Entries with figure data

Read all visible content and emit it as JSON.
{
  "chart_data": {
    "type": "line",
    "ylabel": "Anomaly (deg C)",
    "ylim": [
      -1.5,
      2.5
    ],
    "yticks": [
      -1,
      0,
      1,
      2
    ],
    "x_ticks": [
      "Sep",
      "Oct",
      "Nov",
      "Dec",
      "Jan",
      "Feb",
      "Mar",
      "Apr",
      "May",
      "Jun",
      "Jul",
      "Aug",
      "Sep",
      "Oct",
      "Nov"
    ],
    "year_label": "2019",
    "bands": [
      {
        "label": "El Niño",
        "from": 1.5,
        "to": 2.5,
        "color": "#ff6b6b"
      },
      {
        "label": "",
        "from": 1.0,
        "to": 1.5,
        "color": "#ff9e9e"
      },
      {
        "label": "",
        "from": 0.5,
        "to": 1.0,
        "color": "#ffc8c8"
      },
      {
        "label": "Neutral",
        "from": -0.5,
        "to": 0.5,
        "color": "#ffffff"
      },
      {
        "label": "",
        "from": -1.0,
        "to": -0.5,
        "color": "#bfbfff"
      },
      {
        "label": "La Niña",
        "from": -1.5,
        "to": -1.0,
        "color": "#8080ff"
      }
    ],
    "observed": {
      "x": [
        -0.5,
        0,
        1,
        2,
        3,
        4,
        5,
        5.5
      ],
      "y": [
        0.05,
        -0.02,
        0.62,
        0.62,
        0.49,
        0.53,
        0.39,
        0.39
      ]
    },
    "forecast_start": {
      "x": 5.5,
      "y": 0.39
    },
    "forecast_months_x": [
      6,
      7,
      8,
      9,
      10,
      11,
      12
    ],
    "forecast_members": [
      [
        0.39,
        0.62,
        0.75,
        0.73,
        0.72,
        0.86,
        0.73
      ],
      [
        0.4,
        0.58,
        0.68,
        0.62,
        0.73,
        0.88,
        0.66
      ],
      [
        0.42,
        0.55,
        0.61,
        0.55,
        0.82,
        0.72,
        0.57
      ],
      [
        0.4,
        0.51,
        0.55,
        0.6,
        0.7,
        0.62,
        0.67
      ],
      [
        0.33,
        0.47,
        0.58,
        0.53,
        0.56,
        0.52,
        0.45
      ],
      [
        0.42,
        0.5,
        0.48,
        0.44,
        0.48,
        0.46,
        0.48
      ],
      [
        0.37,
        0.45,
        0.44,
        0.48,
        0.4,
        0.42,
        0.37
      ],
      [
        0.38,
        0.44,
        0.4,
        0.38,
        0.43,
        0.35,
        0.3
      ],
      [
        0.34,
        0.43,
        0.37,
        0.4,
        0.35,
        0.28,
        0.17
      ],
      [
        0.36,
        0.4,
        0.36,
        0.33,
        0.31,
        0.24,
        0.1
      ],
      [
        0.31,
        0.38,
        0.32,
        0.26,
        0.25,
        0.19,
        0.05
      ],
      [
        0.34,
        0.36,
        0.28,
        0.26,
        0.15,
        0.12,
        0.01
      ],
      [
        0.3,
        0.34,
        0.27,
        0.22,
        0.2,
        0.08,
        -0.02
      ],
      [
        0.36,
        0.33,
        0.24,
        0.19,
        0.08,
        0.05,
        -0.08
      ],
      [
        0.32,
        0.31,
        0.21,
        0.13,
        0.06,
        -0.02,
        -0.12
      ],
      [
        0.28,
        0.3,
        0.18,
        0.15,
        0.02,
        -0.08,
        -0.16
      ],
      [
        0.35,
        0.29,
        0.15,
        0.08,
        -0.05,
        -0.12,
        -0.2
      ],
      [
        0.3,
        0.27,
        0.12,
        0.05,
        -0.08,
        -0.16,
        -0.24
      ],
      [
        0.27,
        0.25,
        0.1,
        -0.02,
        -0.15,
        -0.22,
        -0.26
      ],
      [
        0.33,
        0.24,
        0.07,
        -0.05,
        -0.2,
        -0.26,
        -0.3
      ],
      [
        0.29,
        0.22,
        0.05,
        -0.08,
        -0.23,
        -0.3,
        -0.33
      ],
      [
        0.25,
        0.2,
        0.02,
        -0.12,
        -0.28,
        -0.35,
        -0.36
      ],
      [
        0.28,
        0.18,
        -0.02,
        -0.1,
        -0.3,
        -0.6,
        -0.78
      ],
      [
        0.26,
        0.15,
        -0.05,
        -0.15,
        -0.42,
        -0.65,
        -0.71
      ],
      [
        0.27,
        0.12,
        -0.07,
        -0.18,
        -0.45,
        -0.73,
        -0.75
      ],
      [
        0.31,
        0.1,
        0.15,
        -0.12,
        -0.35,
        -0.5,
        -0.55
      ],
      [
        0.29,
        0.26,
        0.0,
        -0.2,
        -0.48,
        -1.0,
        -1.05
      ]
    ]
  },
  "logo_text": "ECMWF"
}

* **WRITTEN REQUEST**
Every entry must be output again, exactly as written above.

* **RESULT**
Read all visible content and emit it as JSON.
{
  "chart_data": {
    "type": "line",
    "ylabel": "Anomaly (deg C)",
    "ylim": [
      -1.5,
      2.5
    ],
    "yticks": [
      -1,
      0,
      1,
      2
    ],
    "x_ticks": [
      "Sep",
      "Oct",
      "Nov",
      "Dec",
      "Jan",
      "Feb",
      "Mar",
      "Apr",
      "May",
      "Jun",
      "Jul",
      "Aug",
      "Sep",
      "Oct",
      "Nov"
    ],
    "year_label": "2019",
    "bands": [
      {
        "label": "El Niño",
        "from": 1.5,
        "to": 2.5,
        "color": "#ff6b6b"
      },
      {
        "label": "",
        "from": 1.0,
        "to": 1.5,
        "color": "#ff9e9e"
      },
      {
        "label": "",
        "from": 0.5,
        "to": 1.0,
        "color": "#ffc8c8"
      },
      {
        "label": "Neutral",
        "from": -0.5,
        "to": 0.5,
        "color": "#ffffff"
      },
      {
        "label": "",
        "from": -1.0,
        "to": -0.5,
        "color": "#bfbfff"
      },
      {
        "label": "La Niña",
        "from": -1.5,
        "to": -1.0,
        "color": "#8080ff"
      }
    ],
    "observed": {
      "x": [
        -0.5,
        0,
        1,
        2,
        3,
        4,
        5,
        5.5
      ],
      "y": [
        0.05,
        -0.02,
        0.62,
        0.62,
        0.49,
        0.53,
        0.39,
        0.39
      ]
    },
    "forecast_start": {
      "x": 5.5,
      "y": 0.39
    },
    "forecast_months_x": [
      6,
      7,
      8,
      9,
      10,
      11,
      12
    ],
    "forecast_members": [
      [
        0.39,
        0.62,
        0.75,
        0.73,
        0.72,
        0.86,
        0.73
      ],
      [
        0.4,
        0.58,
        0.68,
        0.62,
        0.73,
        0.88,
        0.66
      ],
      [
        0.42,
        0.55,
        0.61,
        0.55,
        0.82,
        0.72,
        0.57
      ],
      [
        0.4,
        0.51,
        0.55,
        0.6,
        0.7,
        0.62,
        0.67
      ],
      [
        0.33,
        0.47,
        0.58,
        0.53,
        0.56,
        0.52,
        0.45
      ],
      [
        0.42,
        0.5,
        0.48,
        0.44,
        0.48,
        0.46,
        0.48
      ],
      [
        0.37,
        0.45,
        0.44,
        0.48,
        0.4,
        0.42,
        0.37
      ],
      [
        0.38,
        0.44,
        0.4,
        0.38,
        0.43,
        0.35,
        0.3
      ],
      [
        0.34,
        0.43,
        0.37,
        0.4,
        0.35,
        0.28,
        0.17
      ],
      [
        0.36,
        0.4,
        0.36,
        0.33,
        0.31,
        0.24,
        0.1
      ],
      [
        0.31,
        0.38,
        0.32,
        0.26,
        0.25,
        0.19,
        0.05
      ],
      [
        0.34,
        0.36,
        0.28,
        0.26,
        0.15,
        0.12,
        0.01
      ],
      [
        0.3,
        0.34,
        0.27,
        0.22,
        0.2,
        0.08,
        -0.02
      ],
      [
        0.36,
        0.33,
        0.24,
        0.19,
        0.08,
        0.05,
        -0.08
      ],
      [
        0.32,
        0.31,
        0.21,
        0.13,
        0.06,
        -0.02,
        -0.12
      ],
      [
        0.28,
        0.3,
        0.18,
        0.15,
        0.02,
        -0.08,
        -0.16
      ],
      [
        0.35,
        0.29,
        0.15,
        0.08,
        -0.05,
        -0.12,
        -0.2
      ],
      [
        0.3,
        0.27,
        0.12,
        0.05,
        -0.08,
        -0.16,
        -0.24
      ],
      [
        0.27,
        0.25,
        0.1,
        -0.02,
        -0.15,
        -0.22,
        -0.26
      ],
      [
        0.33,
        0.24,
        0.07,
        -0.05,
        -0.2,
        -0.26,
        -0.3
      ],
      [
        0.29,
        0.22,
        0.05,
        -0.08,
        -0.23,
        -0.3,
        -0.33
      ],
      [
        0.25,
        0.2,
        0.02,
        -0.12,
        -0.28,
        -0.35,
        -0.36
      ],
      [
        0.28,
        0.18,
        -0.02,
        -0.1,
        -0.3,
        -0.6,
        -0.78
      ],
      [
        0.26,
        0.15,
        -0.05,
        -0.15,
        -0.42,
        -0.65,
        -0.71
      ],
      [
        0.27,
        0.12,
        -0.07,
        -0.18,
        -0.45,
        -0.73,
        -0.75
      ],
      [
        0.31,
        0.1,
        0.15,
        -0.12,
        -0.35,
        -0.5,
        -0.55
      ],
      [
        0.29,
        0.26,
        0.0,
        -0.2,
        -0.48,
        -1.0,
        -1.05
      ]
    ]
  },
  "logo_text": "ECMWF"
}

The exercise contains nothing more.